• _TASK GOAL_: Skip the pictures and extract all of the lines exactly as written.

• _RECORDS PROVIDED_:
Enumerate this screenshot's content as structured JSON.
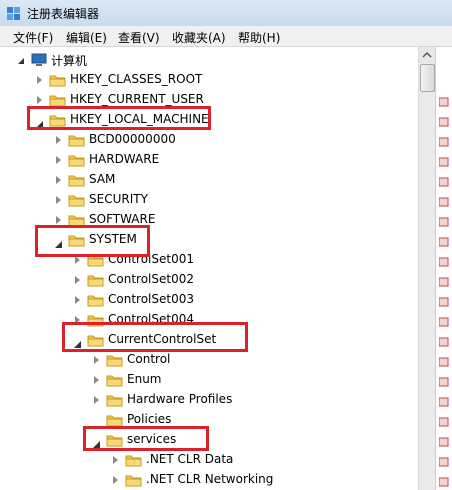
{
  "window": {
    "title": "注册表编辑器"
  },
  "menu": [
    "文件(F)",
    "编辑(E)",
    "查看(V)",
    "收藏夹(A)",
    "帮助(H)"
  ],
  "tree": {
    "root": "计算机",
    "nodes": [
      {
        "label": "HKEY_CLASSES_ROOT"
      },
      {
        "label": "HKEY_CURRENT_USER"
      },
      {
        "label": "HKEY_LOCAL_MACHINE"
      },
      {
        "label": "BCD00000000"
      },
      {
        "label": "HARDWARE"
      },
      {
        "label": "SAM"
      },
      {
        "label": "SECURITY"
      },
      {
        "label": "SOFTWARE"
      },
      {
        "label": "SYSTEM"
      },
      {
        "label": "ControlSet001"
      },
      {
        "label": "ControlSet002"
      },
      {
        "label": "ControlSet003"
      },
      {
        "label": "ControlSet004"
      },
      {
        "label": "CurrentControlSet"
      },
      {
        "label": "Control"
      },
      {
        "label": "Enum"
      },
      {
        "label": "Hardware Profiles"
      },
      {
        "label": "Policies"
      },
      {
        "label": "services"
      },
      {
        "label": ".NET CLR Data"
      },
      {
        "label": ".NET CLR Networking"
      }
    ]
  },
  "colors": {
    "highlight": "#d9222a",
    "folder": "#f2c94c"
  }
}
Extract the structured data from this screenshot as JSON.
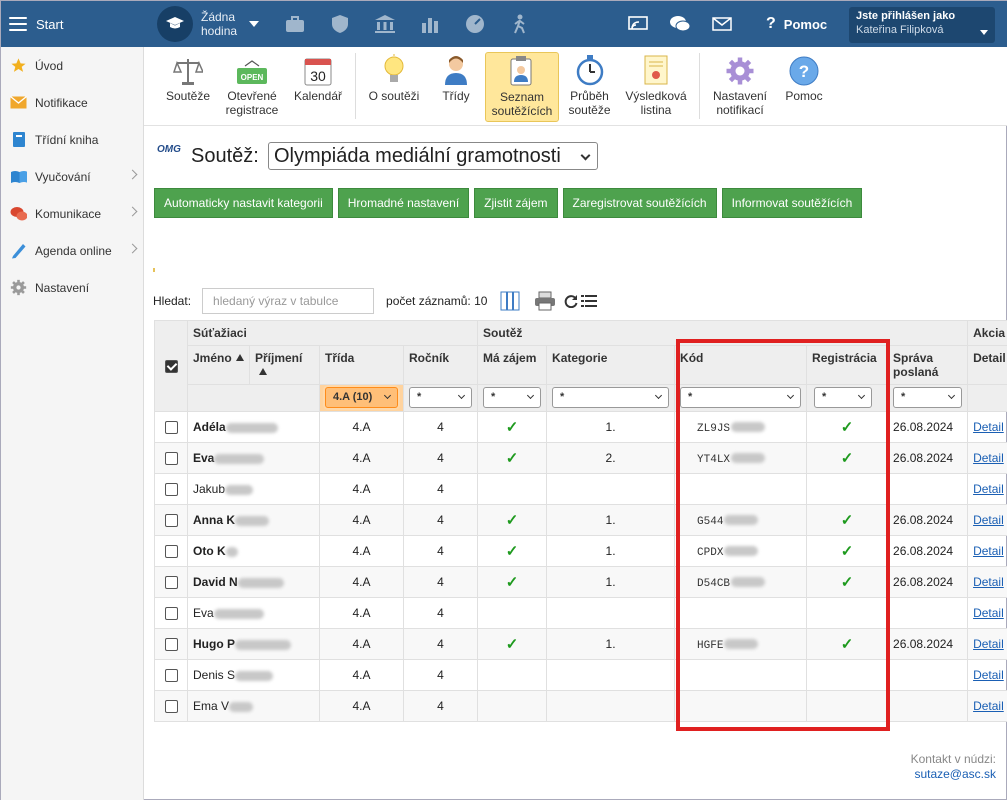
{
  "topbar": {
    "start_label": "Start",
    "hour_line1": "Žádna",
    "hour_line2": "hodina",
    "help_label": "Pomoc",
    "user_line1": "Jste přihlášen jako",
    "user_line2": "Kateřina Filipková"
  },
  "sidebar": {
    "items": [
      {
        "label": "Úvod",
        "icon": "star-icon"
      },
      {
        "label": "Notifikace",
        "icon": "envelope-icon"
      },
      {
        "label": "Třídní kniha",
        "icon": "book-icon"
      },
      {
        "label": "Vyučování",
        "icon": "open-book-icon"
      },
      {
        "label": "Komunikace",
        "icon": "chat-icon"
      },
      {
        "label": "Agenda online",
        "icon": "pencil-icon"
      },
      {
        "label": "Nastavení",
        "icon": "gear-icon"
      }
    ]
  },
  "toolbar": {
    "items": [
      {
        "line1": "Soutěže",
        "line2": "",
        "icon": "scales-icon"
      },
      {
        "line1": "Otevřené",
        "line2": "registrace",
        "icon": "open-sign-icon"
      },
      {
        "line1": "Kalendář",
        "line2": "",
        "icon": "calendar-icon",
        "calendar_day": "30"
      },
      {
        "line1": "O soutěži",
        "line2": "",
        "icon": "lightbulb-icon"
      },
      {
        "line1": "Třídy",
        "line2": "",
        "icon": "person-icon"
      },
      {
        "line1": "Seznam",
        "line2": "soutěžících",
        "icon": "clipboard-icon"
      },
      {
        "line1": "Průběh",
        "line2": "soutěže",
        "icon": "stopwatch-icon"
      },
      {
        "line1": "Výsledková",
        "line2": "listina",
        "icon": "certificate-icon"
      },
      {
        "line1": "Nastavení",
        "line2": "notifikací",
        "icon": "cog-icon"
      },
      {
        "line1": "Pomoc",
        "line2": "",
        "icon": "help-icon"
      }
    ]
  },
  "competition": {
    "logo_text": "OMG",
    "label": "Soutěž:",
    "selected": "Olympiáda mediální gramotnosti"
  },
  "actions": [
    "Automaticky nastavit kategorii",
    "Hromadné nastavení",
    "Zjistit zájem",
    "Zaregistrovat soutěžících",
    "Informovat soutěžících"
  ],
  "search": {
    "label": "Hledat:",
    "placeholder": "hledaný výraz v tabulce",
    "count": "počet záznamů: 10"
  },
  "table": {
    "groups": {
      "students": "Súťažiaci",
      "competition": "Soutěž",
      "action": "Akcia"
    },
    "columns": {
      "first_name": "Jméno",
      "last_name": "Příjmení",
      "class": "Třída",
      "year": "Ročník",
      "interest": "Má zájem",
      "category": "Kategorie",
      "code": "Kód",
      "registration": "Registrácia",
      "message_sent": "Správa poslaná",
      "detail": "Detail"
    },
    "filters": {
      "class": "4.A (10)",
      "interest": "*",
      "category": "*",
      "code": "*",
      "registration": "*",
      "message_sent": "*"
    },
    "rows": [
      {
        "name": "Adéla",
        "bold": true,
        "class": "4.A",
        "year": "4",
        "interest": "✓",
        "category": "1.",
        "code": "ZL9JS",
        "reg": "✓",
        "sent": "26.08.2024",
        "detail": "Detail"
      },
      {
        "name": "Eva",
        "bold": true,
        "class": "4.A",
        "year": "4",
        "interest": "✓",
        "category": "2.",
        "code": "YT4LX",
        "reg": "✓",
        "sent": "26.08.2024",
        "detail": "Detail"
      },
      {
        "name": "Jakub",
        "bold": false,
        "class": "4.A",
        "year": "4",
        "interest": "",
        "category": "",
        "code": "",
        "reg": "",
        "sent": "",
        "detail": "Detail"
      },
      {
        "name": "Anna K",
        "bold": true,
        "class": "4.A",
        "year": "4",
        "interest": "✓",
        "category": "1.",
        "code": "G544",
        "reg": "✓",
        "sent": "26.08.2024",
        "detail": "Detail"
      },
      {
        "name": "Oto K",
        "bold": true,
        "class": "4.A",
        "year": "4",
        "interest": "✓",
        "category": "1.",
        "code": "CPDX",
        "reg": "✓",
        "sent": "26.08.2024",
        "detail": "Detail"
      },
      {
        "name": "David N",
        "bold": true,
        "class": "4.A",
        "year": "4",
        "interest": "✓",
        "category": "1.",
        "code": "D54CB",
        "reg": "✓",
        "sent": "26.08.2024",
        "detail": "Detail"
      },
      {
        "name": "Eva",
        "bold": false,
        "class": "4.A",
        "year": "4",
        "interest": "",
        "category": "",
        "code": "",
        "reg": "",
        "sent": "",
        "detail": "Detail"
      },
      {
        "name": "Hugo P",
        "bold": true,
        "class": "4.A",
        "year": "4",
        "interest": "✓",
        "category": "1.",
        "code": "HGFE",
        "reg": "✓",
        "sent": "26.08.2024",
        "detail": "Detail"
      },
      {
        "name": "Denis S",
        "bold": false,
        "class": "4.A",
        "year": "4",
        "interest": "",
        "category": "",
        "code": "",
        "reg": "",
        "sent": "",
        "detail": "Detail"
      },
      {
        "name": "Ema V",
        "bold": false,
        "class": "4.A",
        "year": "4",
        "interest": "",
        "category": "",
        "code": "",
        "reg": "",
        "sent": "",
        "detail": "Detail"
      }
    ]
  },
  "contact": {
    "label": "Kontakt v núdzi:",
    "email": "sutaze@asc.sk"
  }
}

• _CORRECT RESULT_:
Enumerate this screenshot's content as structured JSON.
{
  "window": {
    "title": "注册表编辑器"
  },
  "menu": [
    "文件(F)",
    "编辑(E)",
    "查看(V)",
    "收藏夹(A)",
    "帮助(H)"
  ],
  "tree": {
    "root": "计算机",
    "nodes": [
      {
        "label": "HKEY_CLASSES_ROOT"
      },
      {
        "label": "HKEY_CURRENT_USER"
      },
      {
        "label": "HKEY_LOCAL_MACHINE"
      },
      {
        "label": "BCD00000000"
      },
      {
        "label": "HARDWARE"
      },
      {
        "label": "SAM"
      },
      {
        "label": "SECURITY"
      },
      {
        "label": "SOFTWARE"
      },
      {
        "label": "SYSTEM"
      },
      {
        "label": "ControlSet001"
      },
      {
        "label": "ControlSet002"
      },
      {
        "label": "ControlSet003"
      },
      {
        "label": "ControlSet004"
      },
      {
        "label": "CurrentControlSet"
      },
      {
        "label": "Control"
      },
      {
        "label": "Enum"
      },
      {
        "label": "Hardware Profiles"
      },
      {
        "label": "Policies"
      },
      {
        "label": "services"
      },
      {
        "label": ".NET CLR Data"
      },
      {
        "label": ".NET CLR Networking"
      }
    ]
  },
  "colors": {
    "highlight": "#d9222a",
    "folder": "#f2c94c"
  }
}
Extract the structured data from this screenshot as JSON.
{
  "topbar": {
    "start_label": "Start",
    "hour_line1": "Žádna",
    "hour_line2": "hodina",
    "help_label": "Pomoc",
    "user_line1": "Jste přihlášen jako",
    "user_line2": "Kateřina Filipková"
  },
  "sidebar": {
    "items": [
      {
        "label": "Úvod",
        "icon": "star-icon"
      },
      {
        "label": "Notifikace",
        "icon": "envelope-icon"
      },
      {
        "label": "Třídní kniha",
        "icon": "book-icon"
      },
      {
        "label": "Vyučování",
        "icon": "open-book-icon"
      },
      {
        "label": "Komunikace",
        "icon": "chat-icon"
      },
      {
        "label": "Agenda online",
        "icon": "pencil-icon"
      },
      {
        "label": "Nastavení",
        "icon": "gear-icon"
      }
    ]
  },
  "toolbar": {
    "items": [
      {
        "line1": "Soutěže",
        "line2": "",
        "icon": "scales-icon"
      },
      {
        "line1": "Otevřené",
        "line2": "registrace",
        "icon": "open-sign-icon"
      },
      {
        "line1": "Kalendář",
        "line2": "",
        "icon": "calendar-icon",
        "calendar_day": "30"
      },
      {
        "line1": "O soutěži",
        "line2": "",
        "icon": "lightbulb-icon"
      },
      {
        "line1": "Třídy",
        "line2": "",
        "icon": "person-icon"
      },
      {
        "line1": "Seznam",
        "line2": "soutěžících",
        "icon": "clipboard-icon"
      },
      {
        "line1": "Průběh",
        "line2": "soutěže",
        "icon": "stopwatch-icon"
      },
      {
        "line1": "Výsledková",
        "line2": "listina",
        "icon": "certificate-icon"
      },
      {
        "line1": "Nastavení",
        "line2": "notifikací",
        "icon": "cog-icon"
      },
      {
        "line1": "Pomoc",
        "line2": "",
        "icon": "help-icon"
      }
    ]
  },
  "competition": {
    "logo_text": "OMG",
    "label": "Soutěž:",
    "selected": "Olympiáda mediální gramotnosti"
  },
  "actions": [
    "Automaticky nastavit kategorii",
    "Hromadné nastavení",
    "Zjistit zájem",
    "Zaregistrovat soutěžících",
    "Informovat soutěžících"
  ],
  "search": {
    "label": "Hledat:",
    "placeholder": "hledaný výraz v tabulce",
    "count": "počet záznamů: 10"
  },
  "table": {
    "groups": {
      "students": "Súťažiaci",
      "competition": "Soutěž",
      "action": "Akcia"
    },
    "columns": {
      "first_name": "Jméno",
      "last_name": "Příjmení",
      "class": "Třída",
      "year": "Ročník",
      "interest": "Má zájem",
      "category": "Kategorie",
      "code": "Kód",
      "registration": "Registrácia",
      "message_sent": "Správa poslaná",
      "detail": "Detail"
    },
    "filters": {
      "class": "4.A (10)",
      "interest": "*",
      "category": "*",
      "code": "*",
      "registration": "*",
      "message_sent": "*"
    },
    "rows": [
      {
        "name": "Adéla",
        "bold": true,
        "class": "4.A",
        "year": "4",
        "interest": "✓",
        "category": "1.",
        "code": "ZL9JS",
        "reg": "✓",
        "sent": "26.08.2024",
        "detail": "Detail"
      },
      {
        "name": "Eva",
        "bold": true,
        "class": "4.A",
        "year": "4",
        "interest": "✓",
        "category": "2.",
        "code": "YT4LX",
        "reg": "✓",
        "sent": "26.08.2024",
        "detail": "Detail"
      },
      {
        "name": "Jakub",
        "bold": false,
        "class": "4.A",
        "year": "4",
        "interest": "",
        "category": "",
        "code": "",
        "reg": "",
        "sent": "",
        "detail": "Detail"
      },
      {
        "name": "Anna K",
        "bold": true,
        "class": "4.A",
        "year": "4",
        "interest": "✓",
        "category": "1.",
        "code": "G544",
        "reg": "✓",
        "sent": "26.08.2024",
        "detail": "Detail"
      },
      {
        "name": "Oto K",
        "bold": true,
        "class": "4.A",
        "year": "4",
        "interest": "✓",
        "category": "1.",
        "code": "CPDX",
        "reg": "✓",
        "sent": "26.08.2024",
        "detail": "Detail"
      },
      {
        "name": "David N",
        "bold": true,
        "class": "4.A",
        "year": "4",
        "interest": "✓",
        "category": "1.",
        "code": "D54CB",
        "reg": "✓",
        "sent": "26.08.2024",
        "detail": "Detail"
      },
      {
        "name": "Eva",
        "bold": false,
        "class": "4.A",
        "year": "4",
        "interest": "",
        "category": "",
        "code": "",
        "reg": "",
        "sent": "",
        "detail": "Detail"
      },
      {
        "name": "Hugo P",
        "bold": true,
        "class": "4.A",
        "year": "4",
        "interest": "✓",
        "category": "1.",
        "code": "HGFE",
        "reg": "✓",
        "sent": "26.08.2024",
        "detail": "Detail"
      },
      {
        "name": "Denis S",
        "bold": false,
        "class": "4.A",
        "year": "4",
        "interest": "",
        "category": "",
        "code": "",
        "reg": "",
        "sent": "",
        "detail": "Detail"
      },
      {
        "name": "Ema V",
        "bold": false,
        "class": "4.A",
        "year": "4",
        "interest": "",
        "category": "",
        "code": "",
        "reg": "",
        "sent": "",
        "detail": "Detail"
      }
    ]
  },
  "contact": {
    "label": "Kontakt v núdzi:",
    "email": "sutaze@asc.sk"
  }
}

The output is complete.